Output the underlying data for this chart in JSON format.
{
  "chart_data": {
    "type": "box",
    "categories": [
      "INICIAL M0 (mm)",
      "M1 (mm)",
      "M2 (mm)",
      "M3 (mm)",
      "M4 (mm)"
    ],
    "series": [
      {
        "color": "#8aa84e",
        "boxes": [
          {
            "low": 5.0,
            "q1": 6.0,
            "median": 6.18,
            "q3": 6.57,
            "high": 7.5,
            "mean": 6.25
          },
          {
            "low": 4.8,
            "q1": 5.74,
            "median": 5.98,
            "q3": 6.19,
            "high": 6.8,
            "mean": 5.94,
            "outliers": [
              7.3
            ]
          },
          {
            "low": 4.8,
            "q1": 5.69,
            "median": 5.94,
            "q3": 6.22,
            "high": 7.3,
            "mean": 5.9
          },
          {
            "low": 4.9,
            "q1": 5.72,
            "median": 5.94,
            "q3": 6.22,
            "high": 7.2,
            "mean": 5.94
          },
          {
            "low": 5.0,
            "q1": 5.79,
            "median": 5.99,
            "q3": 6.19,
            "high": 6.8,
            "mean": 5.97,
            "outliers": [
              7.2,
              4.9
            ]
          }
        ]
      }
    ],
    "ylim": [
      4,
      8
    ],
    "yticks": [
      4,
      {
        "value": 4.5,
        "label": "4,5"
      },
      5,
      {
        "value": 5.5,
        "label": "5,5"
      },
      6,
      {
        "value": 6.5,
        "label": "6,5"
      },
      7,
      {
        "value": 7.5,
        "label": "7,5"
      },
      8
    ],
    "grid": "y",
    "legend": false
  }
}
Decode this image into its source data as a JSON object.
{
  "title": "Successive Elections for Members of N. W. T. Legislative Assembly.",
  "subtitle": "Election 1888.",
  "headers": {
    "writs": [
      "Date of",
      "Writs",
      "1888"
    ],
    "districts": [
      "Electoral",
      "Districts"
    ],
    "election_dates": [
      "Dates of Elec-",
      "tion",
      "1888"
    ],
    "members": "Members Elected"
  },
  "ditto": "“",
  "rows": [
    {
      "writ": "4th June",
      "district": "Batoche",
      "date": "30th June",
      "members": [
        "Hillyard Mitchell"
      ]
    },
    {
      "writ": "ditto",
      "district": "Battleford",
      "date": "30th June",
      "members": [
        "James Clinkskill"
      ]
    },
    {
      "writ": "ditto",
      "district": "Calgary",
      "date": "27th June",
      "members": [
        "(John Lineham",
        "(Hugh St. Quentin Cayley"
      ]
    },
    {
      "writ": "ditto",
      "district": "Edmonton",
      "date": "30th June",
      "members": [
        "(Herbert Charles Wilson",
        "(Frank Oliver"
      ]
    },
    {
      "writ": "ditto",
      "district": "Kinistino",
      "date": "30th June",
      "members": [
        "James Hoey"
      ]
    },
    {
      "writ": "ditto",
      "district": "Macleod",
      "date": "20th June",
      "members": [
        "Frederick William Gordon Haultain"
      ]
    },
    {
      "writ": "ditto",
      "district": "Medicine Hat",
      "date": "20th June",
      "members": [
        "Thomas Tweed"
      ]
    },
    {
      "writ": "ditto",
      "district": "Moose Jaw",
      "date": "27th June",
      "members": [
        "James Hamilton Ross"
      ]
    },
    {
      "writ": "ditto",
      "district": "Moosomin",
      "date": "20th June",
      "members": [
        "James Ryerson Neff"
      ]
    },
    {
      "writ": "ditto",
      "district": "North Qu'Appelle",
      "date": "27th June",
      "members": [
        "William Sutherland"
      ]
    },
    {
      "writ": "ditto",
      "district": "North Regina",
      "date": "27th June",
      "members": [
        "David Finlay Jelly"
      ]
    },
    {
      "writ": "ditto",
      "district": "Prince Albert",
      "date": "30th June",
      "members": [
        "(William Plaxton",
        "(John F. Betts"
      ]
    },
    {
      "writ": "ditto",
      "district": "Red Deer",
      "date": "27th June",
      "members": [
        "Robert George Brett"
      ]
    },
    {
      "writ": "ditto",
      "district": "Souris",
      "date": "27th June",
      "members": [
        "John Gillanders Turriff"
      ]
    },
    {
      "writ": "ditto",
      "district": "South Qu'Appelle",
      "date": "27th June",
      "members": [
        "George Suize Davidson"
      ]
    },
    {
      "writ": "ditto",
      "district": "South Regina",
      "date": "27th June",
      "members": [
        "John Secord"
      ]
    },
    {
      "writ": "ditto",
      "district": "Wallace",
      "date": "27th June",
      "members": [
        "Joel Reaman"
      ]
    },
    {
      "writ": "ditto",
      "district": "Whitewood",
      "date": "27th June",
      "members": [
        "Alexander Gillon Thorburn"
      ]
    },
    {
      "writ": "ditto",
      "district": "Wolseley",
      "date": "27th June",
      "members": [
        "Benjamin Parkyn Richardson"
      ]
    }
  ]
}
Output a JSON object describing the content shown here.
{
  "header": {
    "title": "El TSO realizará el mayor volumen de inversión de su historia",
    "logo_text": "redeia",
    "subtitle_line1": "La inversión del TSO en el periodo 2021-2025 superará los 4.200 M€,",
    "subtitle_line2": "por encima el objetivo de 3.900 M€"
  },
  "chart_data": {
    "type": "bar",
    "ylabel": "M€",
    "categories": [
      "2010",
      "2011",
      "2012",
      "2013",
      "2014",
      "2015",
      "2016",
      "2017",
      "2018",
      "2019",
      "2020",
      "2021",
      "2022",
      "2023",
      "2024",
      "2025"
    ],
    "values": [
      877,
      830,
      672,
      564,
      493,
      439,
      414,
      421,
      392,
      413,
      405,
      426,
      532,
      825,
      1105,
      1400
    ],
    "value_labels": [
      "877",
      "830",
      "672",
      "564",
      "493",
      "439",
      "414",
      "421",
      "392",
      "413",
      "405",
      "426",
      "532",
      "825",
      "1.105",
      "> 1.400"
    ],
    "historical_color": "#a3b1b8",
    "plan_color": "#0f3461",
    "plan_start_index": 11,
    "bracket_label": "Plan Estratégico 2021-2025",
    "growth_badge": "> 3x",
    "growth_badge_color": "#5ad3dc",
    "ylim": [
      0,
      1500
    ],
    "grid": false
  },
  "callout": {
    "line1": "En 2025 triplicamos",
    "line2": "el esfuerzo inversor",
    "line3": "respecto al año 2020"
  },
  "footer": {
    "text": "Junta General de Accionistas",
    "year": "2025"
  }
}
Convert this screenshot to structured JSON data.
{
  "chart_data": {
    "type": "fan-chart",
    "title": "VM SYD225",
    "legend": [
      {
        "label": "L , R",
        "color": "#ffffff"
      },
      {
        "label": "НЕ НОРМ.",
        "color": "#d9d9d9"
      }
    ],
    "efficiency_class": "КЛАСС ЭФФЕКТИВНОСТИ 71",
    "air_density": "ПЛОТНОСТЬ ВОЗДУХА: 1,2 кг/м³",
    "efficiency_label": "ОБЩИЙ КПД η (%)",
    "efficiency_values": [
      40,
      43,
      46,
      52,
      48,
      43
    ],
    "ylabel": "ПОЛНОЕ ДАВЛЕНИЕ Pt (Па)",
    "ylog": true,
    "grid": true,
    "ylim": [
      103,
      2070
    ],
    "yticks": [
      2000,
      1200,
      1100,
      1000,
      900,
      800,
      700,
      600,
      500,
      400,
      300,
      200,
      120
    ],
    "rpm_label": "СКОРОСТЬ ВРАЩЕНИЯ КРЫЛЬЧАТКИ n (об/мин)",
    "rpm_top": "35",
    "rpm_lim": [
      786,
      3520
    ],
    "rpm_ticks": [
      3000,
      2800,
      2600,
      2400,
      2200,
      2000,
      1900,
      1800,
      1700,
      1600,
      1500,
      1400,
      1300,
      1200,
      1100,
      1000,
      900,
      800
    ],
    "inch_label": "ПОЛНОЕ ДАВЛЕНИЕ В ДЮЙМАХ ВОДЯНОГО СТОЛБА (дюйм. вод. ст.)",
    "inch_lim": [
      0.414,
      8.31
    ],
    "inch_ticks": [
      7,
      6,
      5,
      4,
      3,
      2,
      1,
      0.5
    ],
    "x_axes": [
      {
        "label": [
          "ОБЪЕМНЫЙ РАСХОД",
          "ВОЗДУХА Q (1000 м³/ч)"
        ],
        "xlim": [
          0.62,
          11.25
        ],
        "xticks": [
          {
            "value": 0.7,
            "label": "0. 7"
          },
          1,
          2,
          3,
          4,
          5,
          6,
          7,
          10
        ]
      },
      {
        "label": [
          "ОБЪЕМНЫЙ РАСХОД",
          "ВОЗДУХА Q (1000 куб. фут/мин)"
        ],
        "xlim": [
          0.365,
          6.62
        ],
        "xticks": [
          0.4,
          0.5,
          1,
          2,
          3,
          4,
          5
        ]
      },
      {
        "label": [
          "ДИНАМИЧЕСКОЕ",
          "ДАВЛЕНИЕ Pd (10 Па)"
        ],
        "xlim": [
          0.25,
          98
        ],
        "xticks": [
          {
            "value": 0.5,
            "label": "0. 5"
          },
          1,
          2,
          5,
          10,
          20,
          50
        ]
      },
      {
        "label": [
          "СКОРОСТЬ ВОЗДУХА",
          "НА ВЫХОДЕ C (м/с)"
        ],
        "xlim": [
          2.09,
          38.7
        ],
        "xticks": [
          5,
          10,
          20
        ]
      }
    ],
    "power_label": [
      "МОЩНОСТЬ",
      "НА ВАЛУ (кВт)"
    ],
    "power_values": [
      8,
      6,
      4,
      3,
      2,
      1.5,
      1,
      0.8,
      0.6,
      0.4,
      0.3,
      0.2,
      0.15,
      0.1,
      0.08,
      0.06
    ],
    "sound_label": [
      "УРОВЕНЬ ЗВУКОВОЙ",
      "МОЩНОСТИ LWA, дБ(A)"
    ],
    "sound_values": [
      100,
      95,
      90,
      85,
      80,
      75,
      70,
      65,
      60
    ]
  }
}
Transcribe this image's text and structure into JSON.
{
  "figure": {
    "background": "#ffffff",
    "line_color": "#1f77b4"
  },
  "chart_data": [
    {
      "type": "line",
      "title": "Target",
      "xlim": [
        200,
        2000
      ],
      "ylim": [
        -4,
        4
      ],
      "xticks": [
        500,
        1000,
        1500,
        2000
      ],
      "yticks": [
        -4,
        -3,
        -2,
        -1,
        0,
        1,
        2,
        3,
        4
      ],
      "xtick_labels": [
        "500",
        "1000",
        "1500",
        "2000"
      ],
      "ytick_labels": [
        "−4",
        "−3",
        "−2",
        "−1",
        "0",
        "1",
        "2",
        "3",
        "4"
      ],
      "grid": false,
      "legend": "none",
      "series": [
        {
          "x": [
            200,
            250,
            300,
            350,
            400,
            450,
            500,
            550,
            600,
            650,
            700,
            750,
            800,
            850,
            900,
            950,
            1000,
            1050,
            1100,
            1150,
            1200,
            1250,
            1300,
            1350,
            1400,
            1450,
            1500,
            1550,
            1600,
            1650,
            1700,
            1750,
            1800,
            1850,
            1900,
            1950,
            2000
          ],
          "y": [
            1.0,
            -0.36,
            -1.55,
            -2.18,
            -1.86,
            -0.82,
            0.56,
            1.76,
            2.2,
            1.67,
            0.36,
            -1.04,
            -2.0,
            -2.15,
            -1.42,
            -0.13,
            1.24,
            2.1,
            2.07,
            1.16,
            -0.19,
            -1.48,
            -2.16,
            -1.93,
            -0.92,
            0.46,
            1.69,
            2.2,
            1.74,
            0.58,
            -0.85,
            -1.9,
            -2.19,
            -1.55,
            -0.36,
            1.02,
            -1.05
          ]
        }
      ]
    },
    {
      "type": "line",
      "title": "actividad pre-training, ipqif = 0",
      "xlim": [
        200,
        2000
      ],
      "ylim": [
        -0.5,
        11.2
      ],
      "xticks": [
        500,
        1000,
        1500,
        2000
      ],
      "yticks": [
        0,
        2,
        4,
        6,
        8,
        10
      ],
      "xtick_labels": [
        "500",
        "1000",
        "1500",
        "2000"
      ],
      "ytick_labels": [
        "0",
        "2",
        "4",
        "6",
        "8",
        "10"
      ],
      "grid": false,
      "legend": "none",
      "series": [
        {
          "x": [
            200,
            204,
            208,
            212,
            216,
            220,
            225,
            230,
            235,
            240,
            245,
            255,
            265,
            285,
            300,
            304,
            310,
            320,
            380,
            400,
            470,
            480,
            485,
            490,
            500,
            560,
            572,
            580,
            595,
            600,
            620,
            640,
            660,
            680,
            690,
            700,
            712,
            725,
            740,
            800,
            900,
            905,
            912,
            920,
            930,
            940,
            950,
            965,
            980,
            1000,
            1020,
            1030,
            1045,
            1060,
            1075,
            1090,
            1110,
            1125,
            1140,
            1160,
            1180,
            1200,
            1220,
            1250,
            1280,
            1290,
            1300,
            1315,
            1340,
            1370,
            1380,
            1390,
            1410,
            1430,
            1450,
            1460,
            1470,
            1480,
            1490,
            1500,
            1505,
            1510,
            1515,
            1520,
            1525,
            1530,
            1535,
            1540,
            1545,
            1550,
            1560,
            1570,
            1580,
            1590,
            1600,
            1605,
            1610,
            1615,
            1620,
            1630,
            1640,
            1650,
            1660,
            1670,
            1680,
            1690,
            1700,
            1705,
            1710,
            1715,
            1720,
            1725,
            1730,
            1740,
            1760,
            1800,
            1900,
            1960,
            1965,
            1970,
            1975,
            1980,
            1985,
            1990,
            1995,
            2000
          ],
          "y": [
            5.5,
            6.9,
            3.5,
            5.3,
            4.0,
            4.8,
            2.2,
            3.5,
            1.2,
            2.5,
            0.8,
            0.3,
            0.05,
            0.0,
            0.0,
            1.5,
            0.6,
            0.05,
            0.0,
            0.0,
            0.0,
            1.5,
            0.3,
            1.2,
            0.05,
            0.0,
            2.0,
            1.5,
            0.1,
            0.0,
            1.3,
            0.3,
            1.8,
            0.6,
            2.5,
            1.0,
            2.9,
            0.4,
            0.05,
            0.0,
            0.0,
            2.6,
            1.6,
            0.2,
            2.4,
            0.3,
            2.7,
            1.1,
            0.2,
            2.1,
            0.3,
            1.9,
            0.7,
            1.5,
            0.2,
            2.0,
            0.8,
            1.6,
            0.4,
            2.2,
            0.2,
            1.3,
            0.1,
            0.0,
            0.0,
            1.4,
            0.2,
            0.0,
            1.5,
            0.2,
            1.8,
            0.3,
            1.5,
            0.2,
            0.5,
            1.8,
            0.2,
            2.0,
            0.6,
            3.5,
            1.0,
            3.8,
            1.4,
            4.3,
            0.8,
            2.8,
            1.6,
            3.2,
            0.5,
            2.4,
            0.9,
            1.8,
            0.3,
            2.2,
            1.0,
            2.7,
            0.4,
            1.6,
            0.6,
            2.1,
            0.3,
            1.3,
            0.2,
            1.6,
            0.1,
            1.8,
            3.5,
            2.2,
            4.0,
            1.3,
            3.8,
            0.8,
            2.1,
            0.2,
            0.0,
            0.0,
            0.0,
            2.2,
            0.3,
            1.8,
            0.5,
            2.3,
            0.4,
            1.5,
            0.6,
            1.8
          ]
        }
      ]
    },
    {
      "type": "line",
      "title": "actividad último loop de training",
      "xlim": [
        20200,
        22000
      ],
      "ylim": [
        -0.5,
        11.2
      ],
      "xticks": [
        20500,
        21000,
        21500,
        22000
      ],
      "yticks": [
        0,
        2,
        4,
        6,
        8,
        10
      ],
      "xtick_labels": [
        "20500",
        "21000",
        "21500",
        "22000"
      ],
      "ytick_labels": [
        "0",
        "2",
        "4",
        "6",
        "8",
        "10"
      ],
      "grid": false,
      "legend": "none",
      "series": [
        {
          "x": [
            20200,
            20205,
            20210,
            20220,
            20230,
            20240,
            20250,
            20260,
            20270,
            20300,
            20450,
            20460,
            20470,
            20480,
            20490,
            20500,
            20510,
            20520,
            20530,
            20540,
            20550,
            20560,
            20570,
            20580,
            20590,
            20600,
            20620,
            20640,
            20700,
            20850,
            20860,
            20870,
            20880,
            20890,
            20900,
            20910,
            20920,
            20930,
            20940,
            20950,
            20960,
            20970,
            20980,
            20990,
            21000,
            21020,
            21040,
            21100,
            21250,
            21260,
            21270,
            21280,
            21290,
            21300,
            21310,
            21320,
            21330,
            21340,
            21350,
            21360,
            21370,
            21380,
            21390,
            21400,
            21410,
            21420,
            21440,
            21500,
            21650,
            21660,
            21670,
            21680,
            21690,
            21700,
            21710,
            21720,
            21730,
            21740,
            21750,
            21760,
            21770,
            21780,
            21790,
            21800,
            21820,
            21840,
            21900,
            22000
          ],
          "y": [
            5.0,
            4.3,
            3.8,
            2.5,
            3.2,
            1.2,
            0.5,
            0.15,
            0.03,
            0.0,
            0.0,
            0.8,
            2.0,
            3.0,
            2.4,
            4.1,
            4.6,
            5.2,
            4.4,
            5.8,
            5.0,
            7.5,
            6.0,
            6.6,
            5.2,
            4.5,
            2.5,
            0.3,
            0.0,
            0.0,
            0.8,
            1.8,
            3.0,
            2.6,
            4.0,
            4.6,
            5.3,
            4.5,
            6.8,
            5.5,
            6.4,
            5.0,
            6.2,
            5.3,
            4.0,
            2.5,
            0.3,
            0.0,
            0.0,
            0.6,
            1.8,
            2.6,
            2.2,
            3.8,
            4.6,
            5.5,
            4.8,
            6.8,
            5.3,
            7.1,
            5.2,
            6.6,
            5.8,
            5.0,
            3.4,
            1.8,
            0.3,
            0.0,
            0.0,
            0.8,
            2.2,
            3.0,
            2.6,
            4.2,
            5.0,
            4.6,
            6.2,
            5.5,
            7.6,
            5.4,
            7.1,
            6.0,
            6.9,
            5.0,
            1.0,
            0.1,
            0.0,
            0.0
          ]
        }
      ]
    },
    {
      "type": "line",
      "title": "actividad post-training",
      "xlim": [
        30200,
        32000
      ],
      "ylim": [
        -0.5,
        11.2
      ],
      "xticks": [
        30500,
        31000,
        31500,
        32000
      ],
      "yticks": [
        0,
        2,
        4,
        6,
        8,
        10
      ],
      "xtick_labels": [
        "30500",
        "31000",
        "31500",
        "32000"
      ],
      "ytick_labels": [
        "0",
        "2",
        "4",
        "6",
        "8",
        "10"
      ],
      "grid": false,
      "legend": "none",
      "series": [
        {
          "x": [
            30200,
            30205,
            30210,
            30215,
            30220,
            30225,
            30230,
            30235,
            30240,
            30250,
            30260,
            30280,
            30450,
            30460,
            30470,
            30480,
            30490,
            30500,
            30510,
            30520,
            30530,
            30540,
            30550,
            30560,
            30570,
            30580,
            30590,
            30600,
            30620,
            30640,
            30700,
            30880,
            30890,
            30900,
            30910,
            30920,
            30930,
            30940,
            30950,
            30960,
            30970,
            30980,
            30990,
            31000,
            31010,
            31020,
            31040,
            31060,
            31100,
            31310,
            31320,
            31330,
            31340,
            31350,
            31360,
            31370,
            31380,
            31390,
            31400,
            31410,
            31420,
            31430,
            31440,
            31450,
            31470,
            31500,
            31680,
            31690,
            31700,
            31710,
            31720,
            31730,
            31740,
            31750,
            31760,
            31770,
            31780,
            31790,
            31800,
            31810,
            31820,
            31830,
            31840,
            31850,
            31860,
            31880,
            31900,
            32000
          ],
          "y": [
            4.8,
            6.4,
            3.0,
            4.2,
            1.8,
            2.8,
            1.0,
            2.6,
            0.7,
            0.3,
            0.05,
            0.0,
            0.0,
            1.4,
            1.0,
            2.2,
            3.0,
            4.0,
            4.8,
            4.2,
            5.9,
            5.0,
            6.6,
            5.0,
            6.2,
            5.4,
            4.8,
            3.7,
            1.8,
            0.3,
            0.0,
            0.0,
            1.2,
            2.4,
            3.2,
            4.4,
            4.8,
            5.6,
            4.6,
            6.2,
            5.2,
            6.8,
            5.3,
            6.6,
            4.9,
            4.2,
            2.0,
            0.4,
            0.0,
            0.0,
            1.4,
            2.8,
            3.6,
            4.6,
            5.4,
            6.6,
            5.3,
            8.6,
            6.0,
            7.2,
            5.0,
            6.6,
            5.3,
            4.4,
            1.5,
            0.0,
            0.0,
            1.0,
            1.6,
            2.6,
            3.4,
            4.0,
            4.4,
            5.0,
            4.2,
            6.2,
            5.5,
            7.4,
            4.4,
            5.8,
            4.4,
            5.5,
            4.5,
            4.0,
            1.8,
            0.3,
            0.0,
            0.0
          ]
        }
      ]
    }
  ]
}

━━━━━━━━━━━━━━━━

**REQUIRED TASK**.
Report each line in the preceding entries that holds the string "mean".

**RESPONSE FOR THIS EXERCISE**.
            "mean": 6.25
            "mean": 5.94,
            "mean": 5.9
            "mean": 5.94
            "mean": 5.97,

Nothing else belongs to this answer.